= Aim =
Identify, in the records below, every line where the string "ylabel" appears, and copy each such line.
*-*-*
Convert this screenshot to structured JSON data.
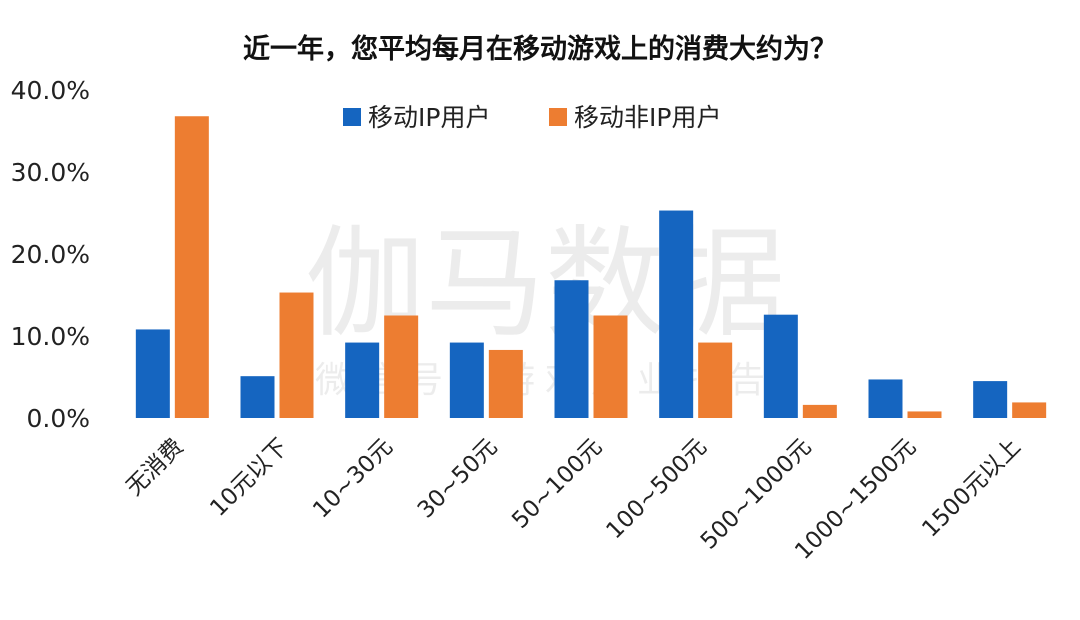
{
  "watermark": {
    "main": "伽马数据",
    "sub": "微信号：游戏产业报告"
  },
  "chart_data": {
    "type": "bar",
    "title": "近一年，您平均每月在移动游戏上的消费大约为？",
    "xlabel": "",
    "ylabel": "",
    "ylim": [
      0,
      40
    ],
    "yticks": [
      "0.0%",
      "10.0%",
      "20.0%",
      "30.0%",
      "40.0%"
    ],
    "grid": false,
    "legend_position": "top-center",
    "categories": [
      "无消费",
      "10元以下",
      "10~30元",
      "30~50元",
      "50~100元",
      "100~500元",
      "500~1000元",
      "1000~1500元",
      "1500元以上"
    ],
    "series": [
      {
        "name": "移动IP用户",
        "color": "#1565C0",
        "values": [
          10.8,
          5.1,
          9.2,
          9.2,
          16.8,
          25.3,
          12.6,
          4.7,
          4.5
        ]
      },
      {
        "name": "移动非IP用户",
        "color": "#ED7D31",
        "values": [
          36.8,
          15.3,
          12.5,
          8.3,
          12.5,
          9.2,
          1.6,
          0.8,
          1.9
        ]
      }
    ]
  }
}
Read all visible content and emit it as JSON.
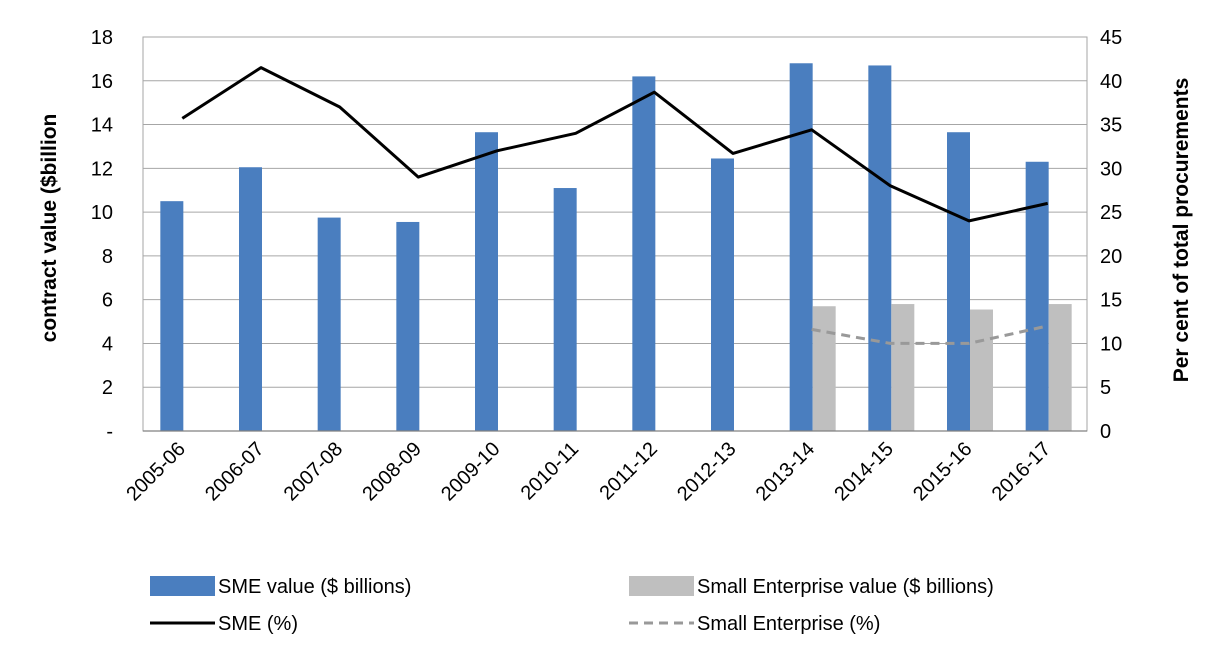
{
  "chart_data": {
    "type": "bar",
    "categories": [
      "2005-06",
      "2006-07",
      "2007-08",
      "2008-09",
      "2009-10",
      "2010-11",
      "2011-12",
      "2012-13",
      "2013-14",
      "2014-15",
      "2015-16",
      "2016-17"
    ],
    "ylabel": "contract value ($billion",
    "y2label": "Per cent of total procurements",
    "ylim": [
      0,
      18
    ],
    "y2lim": [
      0,
      45
    ],
    "yticks": [
      "-",
      "2",
      "4",
      "6",
      "8",
      "10",
      "12",
      "14",
      "16",
      "18"
    ],
    "y2ticks": [
      "0",
      "5",
      "10",
      "15",
      "20",
      "25",
      "30",
      "35",
      "40",
      "45"
    ],
    "grid": true,
    "legend_position": "bottom",
    "series": [
      {
        "name": "SME value ($ billions)",
        "type": "bar",
        "axis": "left",
        "color": "#4a7ebf",
        "values": [
          10.5,
          12.05,
          9.75,
          9.55,
          13.65,
          11.1,
          16.2,
          12.45,
          16.8,
          16.7,
          13.65,
          12.3
        ]
      },
      {
        "name": "Small Enterprise value ($ billions)",
        "type": "bar",
        "axis": "left",
        "color": "#bfbfbf",
        "values": [
          null,
          null,
          null,
          null,
          null,
          null,
          null,
          null,
          5.7,
          5.8,
          5.55,
          5.8
        ]
      },
      {
        "name": "SME (%)",
        "type": "line",
        "axis": "right",
        "color": "#000000",
        "dash": "solid",
        "values": [
          35.7,
          41.5,
          37.0,
          29.0,
          32.0,
          34.0,
          38.7,
          31.7,
          34.4,
          28.0,
          24.0,
          26.0
        ]
      },
      {
        "name": "Small Enterprise (%)",
        "type": "line",
        "axis": "right",
        "color": "#999999",
        "dash": "dashed",
        "values": [
          null,
          null,
          null,
          null,
          null,
          null,
          null,
          null,
          11.6,
          10.0,
          10.0,
          12.0
        ]
      }
    ]
  }
}
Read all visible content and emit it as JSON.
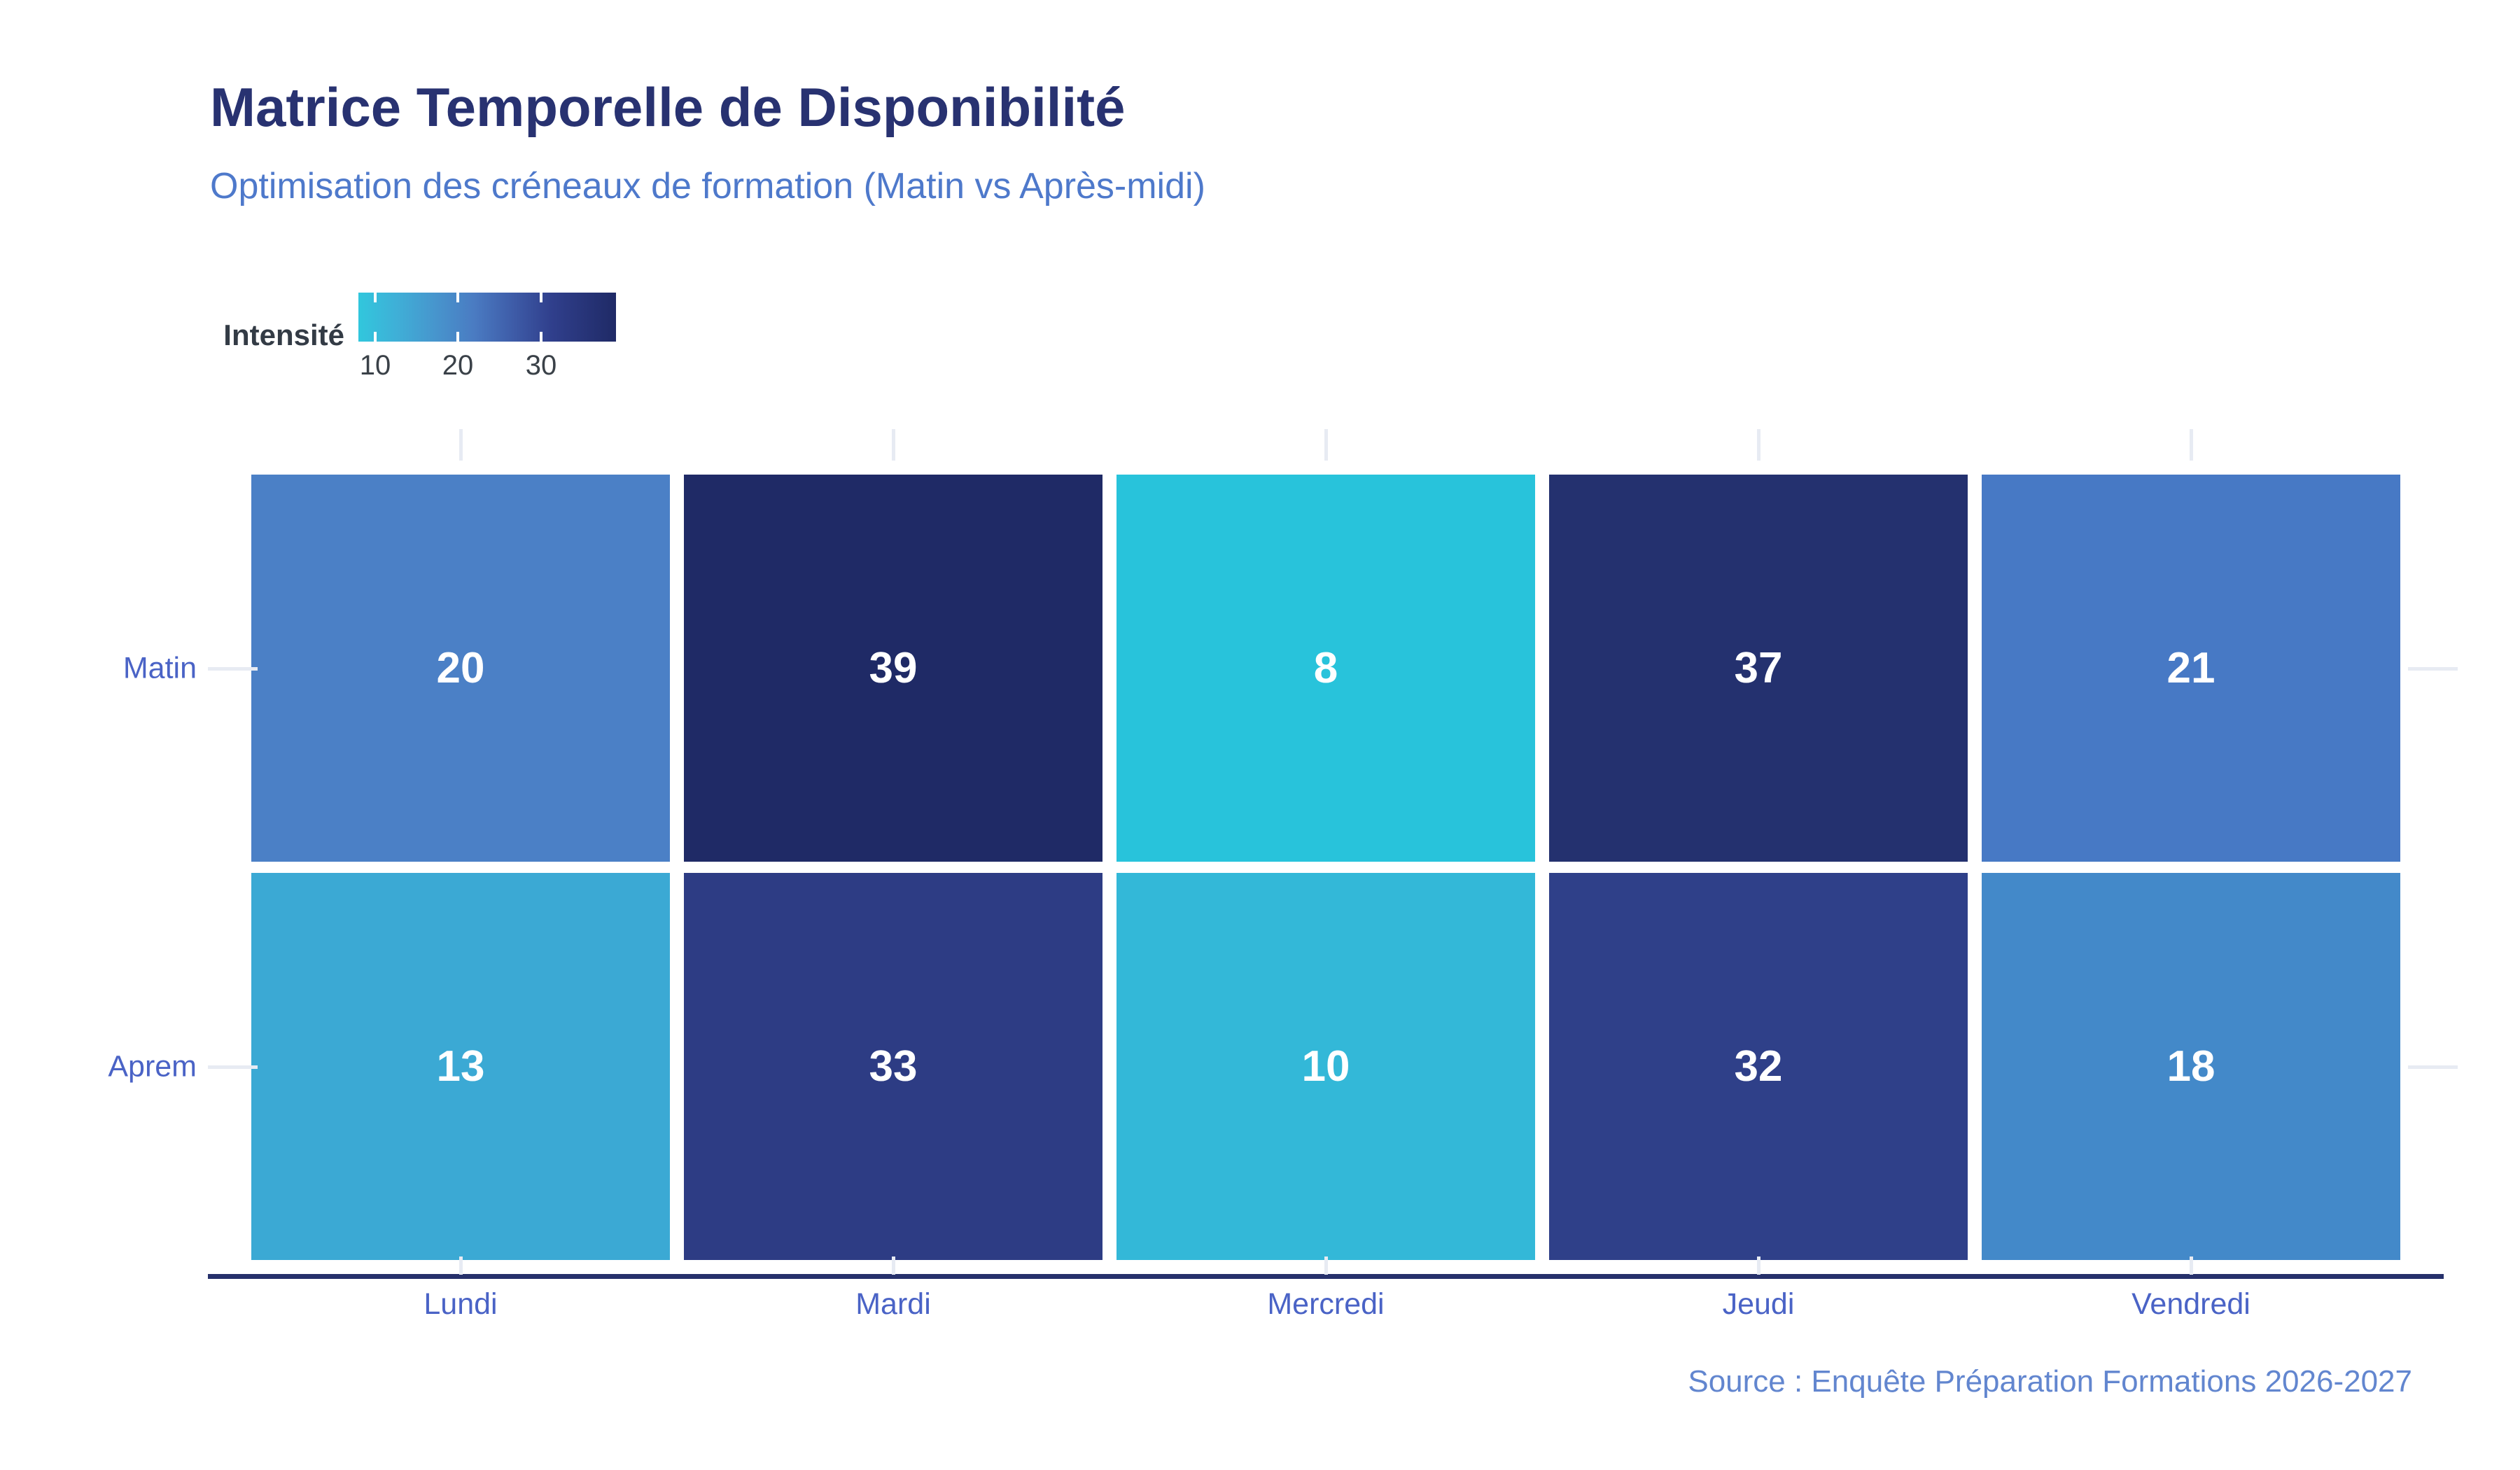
{
  "header": {
    "title": "Matrice Temporelle de Disponibilité",
    "subtitle": "Optimisation des créneaux de formation (Matin vs Après-midi)"
  },
  "chart_data": {
    "type": "heatmap",
    "title": "Matrice Temporelle de Disponibilité",
    "subtitle": "Optimisation des créneaux de formation (Matin vs Après-midi)",
    "x_categories": [
      "Lundi",
      "Mardi",
      "Mercredi",
      "Jeudi",
      "Vendredi"
    ],
    "y_categories": [
      "Matin",
      "Aprem"
    ],
    "series": [
      {
        "name": "Matin",
        "values": [
          20,
          39,
          8,
          37,
          21
        ]
      },
      {
        "name": "Aprem",
        "values": [
          13,
          33,
          10,
          32,
          18
        ]
      }
    ],
    "colorbar": {
      "label": "Intensité",
      "tick_values": [
        10,
        20,
        30
      ],
      "tick_labels": [
        "10",
        "20",
        "30"
      ],
      "domain": [
        8,
        39
      ]
    },
    "cell_colors": [
      [
        "#4B80C6",
        "#1F2A66",
        "#28C3DB",
        "#24316F",
        "#4779C5"
      ],
      [
        "#3BA9D4",
        "#2D3C84",
        "#33B8D8",
        "#2F4089",
        "#4389C9"
      ]
    ],
    "value_label_color": "#FFFFFF",
    "legend_position": "top-left",
    "grid": false
  },
  "source": {
    "text": "Source : Enquête Préparation Formations 2026-2027"
  },
  "colors": {
    "title": "#283271",
    "subtitle": "#4E79CB",
    "legend_label": "#333B45",
    "legend_tick_text": "#3A4148",
    "axis_label": "#4A63C6",
    "axis_line": "#26306B",
    "tick_mark": "#E7EBF3",
    "source_text": "#6286CF",
    "background": "#FFFFFF",
    "colorbar_gradient": [
      {
        "stop": 0,
        "color": "#31C7DD"
      },
      {
        "stop": 0.15,
        "color": "#3FAFD7"
      },
      {
        "stop": 0.3,
        "color": "#4795CD"
      },
      {
        "stop": 0.45,
        "color": "#4A7BC2"
      },
      {
        "stop": 0.6,
        "color": "#3E5CA8"
      },
      {
        "stop": 0.75,
        "color": "#303F8C"
      },
      {
        "stop": 1,
        "color": "#1F2A66"
      }
    ]
  }
}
*-*-*
= Response to this task =
    "ylabel": "",
    "ylabel": "contract value ($billion",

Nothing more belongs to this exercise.